» Given task:
Give the data again, word for word.

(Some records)
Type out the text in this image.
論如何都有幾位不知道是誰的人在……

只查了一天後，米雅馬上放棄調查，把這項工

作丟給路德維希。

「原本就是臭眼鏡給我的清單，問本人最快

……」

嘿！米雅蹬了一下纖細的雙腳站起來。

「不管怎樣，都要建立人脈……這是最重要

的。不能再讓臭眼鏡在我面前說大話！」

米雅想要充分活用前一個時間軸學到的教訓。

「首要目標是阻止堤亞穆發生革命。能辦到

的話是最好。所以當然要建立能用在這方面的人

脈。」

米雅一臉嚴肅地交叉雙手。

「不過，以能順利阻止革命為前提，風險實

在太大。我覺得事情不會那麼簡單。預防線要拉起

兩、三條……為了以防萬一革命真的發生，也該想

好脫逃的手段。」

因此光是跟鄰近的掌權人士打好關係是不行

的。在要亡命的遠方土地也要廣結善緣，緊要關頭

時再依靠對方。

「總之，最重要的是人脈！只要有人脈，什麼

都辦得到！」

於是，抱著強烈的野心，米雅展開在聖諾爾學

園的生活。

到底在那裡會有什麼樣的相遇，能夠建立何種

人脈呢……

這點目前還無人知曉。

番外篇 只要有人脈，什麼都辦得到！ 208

» Reply to the exercise:
Type out the text in this image.
論如何都有幾位不知道是誰的人在……

只查了一天後，米雅馬上放棄調查，把這項工

作丟給路德維希。

「原本就是臭眼鏡給我的清單，問本人最快

……」

嘿！米雅蹬了一下纖細的雙腳站起來。

「不管怎樣，都要建立人脈……這是最重要

的。不能再讓臭眼鏡在我面前說大話！」

米雅想要充分活用前一個時間軸學到的教訓。

「首要目標是阻止堤亞穆發生革命。能辦到

的話是最好。所以當然要建立能用在這方面的人

脈。」

米雅一臉嚴肅地交叉雙手。

「不過，以能順利阻止革命為前提，風險實

在太大。我覺得事情不會那麼簡單。預防線要拉起

兩、三條……為了以防萬一革命真的發生，也該想

好脫逃的手段。」

因此光是跟鄰近的掌權人士打好關係是不行

的。在要亡命的遠方土地也要廣結善緣，緊要關頭

時再依靠對方。

「總之，最重要的是人脈！只要有人脈，什麼

都辦得到！」

於是，抱著強烈的野心，米雅展開在聖諾爾學

園的生活。

到底在那裡會有什麼樣的相遇，能夠建立何種

人脈呢……

這點目前還無人知曉。

番外篇 只要有人脈，什麼都辦得到！ 208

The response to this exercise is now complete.